--- Begin ---

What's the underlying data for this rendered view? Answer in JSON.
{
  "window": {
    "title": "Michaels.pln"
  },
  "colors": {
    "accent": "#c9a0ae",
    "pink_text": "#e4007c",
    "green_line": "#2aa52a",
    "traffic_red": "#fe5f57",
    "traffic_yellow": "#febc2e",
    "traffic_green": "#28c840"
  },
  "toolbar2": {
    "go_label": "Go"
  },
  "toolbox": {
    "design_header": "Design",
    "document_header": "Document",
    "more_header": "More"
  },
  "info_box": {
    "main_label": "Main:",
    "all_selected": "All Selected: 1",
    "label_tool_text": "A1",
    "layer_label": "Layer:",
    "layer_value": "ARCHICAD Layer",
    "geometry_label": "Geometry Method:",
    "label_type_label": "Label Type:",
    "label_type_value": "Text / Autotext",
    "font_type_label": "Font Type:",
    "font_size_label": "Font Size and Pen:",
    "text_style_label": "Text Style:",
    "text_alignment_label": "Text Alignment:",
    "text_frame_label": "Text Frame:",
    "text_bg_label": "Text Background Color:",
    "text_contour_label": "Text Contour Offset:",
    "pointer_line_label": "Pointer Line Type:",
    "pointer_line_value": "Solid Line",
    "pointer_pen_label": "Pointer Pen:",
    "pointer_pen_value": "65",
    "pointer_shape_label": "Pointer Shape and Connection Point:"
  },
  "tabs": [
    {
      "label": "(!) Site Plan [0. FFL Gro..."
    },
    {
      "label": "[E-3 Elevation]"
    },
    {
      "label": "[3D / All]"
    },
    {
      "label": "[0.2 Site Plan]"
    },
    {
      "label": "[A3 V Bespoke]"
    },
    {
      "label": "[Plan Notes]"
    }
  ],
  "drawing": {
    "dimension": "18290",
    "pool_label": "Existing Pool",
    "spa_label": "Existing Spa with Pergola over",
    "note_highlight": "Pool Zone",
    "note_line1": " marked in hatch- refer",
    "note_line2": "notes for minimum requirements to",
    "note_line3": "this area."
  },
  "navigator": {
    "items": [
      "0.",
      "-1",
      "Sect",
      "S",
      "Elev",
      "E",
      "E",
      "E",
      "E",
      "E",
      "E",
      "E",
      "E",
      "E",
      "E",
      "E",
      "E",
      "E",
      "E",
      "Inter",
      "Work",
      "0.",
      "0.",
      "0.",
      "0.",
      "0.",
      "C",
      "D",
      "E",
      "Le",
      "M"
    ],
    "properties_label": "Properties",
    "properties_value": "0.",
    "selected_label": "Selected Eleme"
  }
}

--- End ---

**TO BE DONE:**
Give back the whole listing exactly as it reads.

**RESULT FOR THIS TASK:**
What's the underlying data for this rendered view? Answer in JSON.
{
  "window": {
    "title": "Michaels.pln"
  },
  "colors": {
    "accent": "#c9a0ae",
    "pink_text": "#e4007c",
    "green_line": "#2aa52a",
    "traffic_red": "#fe5f57",
    "traffic_yellow": "#febc2e",
    "traffic_green": "#28c840"
  },
  "toolbar2": {
    "go_label": "Go"
  },
  "toolbox": {
    "design_header": "Design",
    "document_header": "Document",
    "more_header": "More"
  },
  "info_box": {
    "main_label": "Main:",
    "all_selected": "All Selected: 1",
    "label_tool_text": "A1",
    "layer_label": "Layer:",
    "layer_value": "ARCHICAD Layer",
    "geometry_label": "Geometry Method:",
    "label_type_label": "Label Type:",
    "label_type_value": "Text / Autotext",
    "font_type_label": "Font Type:",
    "font_size_label": "Font Size and Pen:",
    "text_style_label": "Text Style:",
    "text_alignment_label": "Text Alignment:",
    "text_frame_label": "Text Frame:",
    "text_bg_label": "Text Background Color:",
    "text_contour_label": "Text Contour Offset:",
    "pointer_line_label": "Pointer Line Type:",
    "pointer_line_value": "Solid Line",
    "pointer_pen_label": "Pointer Pen:",
    "pointer_pen_value": "65",
    "pointer_shape_label": "Pointer Shape and Connection Point:"
  },
  "tabs": [
    {
      "label": "(!) Site Plan [0. FFL Gro..."
    },
    {
      "label": "[E-3 Elevation]"
    },
    {
      "label": "[3D / All]"
    },
    {
      "label": "[0.2 Site Plan]"
    },
    {
      "label": "[A3 V Bespoke]"
    },
    {
      "label": "[Plan Notes]"
    }
  ],
  "drawing": {
    "dimension": "18290",
    "pool_label": "Existing Pool",
    "spa_label": "Existing Spa with Pergola over",
    "note_highlight": "Pool Zone",
    "note_line1": " marked in hatch- refer",
    "note_line2": "notes for minimum requirements to",
    "note_line3": "this area."
  },
  "navigator": {
    "items": [
      "0.",
      "-1",
      "Sect",
      "S",
      "Elev",
      "E",
      "E",
      "E",
      "E",
      "E",
      "E",
      "E",
      "E",
      "E",
      "E",
      "E",
      "E",
      "E",
      "E",
      "Inter",
      "Work",
      "0.",
      "0.",
      "0.",
      "0.",
      "0.",
      "C",
      "D",
      "E",
      "Le",
      "M"
    ],
    "properties_label": "Properties",
    "properties_value": "0.",
    "selected_label": "Selected Eleme"
  }
}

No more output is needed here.